▶ _WRITTEN TASK_
Make an exact copy of the listing below.

▶ _DATASET_
+-------+

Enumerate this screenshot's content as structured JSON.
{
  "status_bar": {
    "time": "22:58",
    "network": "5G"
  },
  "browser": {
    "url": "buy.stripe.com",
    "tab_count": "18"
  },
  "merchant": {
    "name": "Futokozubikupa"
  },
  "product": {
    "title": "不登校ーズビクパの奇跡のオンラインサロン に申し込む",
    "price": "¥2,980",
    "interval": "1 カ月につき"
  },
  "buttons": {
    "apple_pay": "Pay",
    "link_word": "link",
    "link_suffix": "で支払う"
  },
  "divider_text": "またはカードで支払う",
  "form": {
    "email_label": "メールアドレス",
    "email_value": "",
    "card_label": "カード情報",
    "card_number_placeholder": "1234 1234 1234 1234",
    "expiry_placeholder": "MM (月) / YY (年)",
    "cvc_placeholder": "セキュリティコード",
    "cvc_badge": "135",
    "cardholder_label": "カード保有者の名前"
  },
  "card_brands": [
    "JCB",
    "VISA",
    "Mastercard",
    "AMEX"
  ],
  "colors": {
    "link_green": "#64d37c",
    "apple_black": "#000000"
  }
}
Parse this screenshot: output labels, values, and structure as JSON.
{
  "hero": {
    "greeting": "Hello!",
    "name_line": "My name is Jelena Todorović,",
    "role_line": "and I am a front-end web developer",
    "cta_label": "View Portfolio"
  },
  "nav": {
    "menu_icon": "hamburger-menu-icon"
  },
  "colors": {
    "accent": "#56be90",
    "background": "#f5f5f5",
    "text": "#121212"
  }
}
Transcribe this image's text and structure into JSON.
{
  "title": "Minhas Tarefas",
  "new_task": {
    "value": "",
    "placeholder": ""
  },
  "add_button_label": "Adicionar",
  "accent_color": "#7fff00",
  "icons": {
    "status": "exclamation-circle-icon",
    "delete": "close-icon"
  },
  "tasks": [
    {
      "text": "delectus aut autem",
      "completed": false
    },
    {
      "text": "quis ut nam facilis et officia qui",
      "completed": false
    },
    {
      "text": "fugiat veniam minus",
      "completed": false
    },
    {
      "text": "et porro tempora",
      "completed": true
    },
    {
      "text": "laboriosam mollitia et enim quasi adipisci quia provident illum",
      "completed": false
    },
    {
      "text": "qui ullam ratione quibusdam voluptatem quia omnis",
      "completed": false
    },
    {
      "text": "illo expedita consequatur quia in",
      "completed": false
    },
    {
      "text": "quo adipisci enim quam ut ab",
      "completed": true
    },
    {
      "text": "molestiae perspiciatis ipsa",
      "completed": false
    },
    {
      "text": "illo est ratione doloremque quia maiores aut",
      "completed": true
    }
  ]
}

+-------+

▶ _WRITTEN RESPONSE_
Enumerate this screenshot's content as structured JSON.
{
  "status_bar": {
    "time": "22:58",
    "network": "5G"
  },
  "browser": {
    "url": "buy.stripe.com",
    "tab_count": "18"
  },
  "merchant": {
    "name": "Futokozubikupa"
  },
  "product": {
    "title": "不登校ーズビクパの奇跡のオンラインサロン に申し込む",
    "price": "¥2,980",
    "interval": "1 カ月につき"
  },
  "buttons": {
    "apple_pay": "Pay",
    "link_word": "link",
    "link_suffix": "で支払う"
  },
  "divider_text": "またはカードで支払う",
  "form": {
    "email_label": "メールアドレス",
    "email_value": "",
    "card_label": "カード情報",
    "card_number_placeholder": "1234 1234 1234 1234",
    "expiry_placeholder": "MM (月) / YY (年)",
    "cvc_placeholder": "セキュリティコード",
    "cvc_badge": "135",
    "cardholder_label": "カード保有者の名前"
  },
  "card_brands": [
    "JCB",
    "VISA",
    "Mastercard",
    "AMEX"
  ],
  "colors": {
    "link_green": "#64d37c",
    "apple_black": "#000000"
  }
}
Parse this screenshot: output labels, values, and structure as JSON.
{
  "hero": {
    "greeting": "Hello!",
    "name_line": "My name is Jelena Todorović,",
    "role_line": "and I am a front-end web developer",
    "cta_label": "View Portfolio"
  },
  "nav": {
    "menu_icon": "hamburger-menu-icon"
  },
  "colors": {
    "accent": "#56be90",
    "background": "#f5f5f5",
    "text": "#121212"
  }
}
Transcribe this image's text and structure into JSON.
{
  "title": "Minhas Tarefas",
  "new_task": {
    "value": "",
    "placeholder": ""
  },
  "add_button_label": "Adicionar",
  "accent_color": "#7fff00",
  "icons": {
    "status": "exclamation-circle-icon",
    "delete": "close-icon"
  },
  "tasks": [
    {
      "text": "delectus aut autem",
      "completed": false
    },
    {
      "text": "quis ut nam facilis et officia qui",
      "completed": false
    },
    {
      "text": "fugiat veniam minus",
      "completed": false
    },
    {
      "text": "et porro tempora",
      "completed": true
    },
    {
      "text": "laboriosam mollitia et enim quasi adipisci quia provident illum",
      "completed": false
    },
    {
      "text": "qui ullam ratione quibusdam voluptatem quia omnis",
      "completed": false
    },
    {
      "text": "illo expedita consequatur quia in",
      "completed": false
    },
    {
      "text": "quo adipisci enim quam ut ab",
      "completed": true
    },
    {
      "text": "molestiae perspiciatis ipsa",
      "completed": false
    },
    {
      "text": "illo est ratione doloremque quia maiores aut",
      "completed": true
    }
  ]
}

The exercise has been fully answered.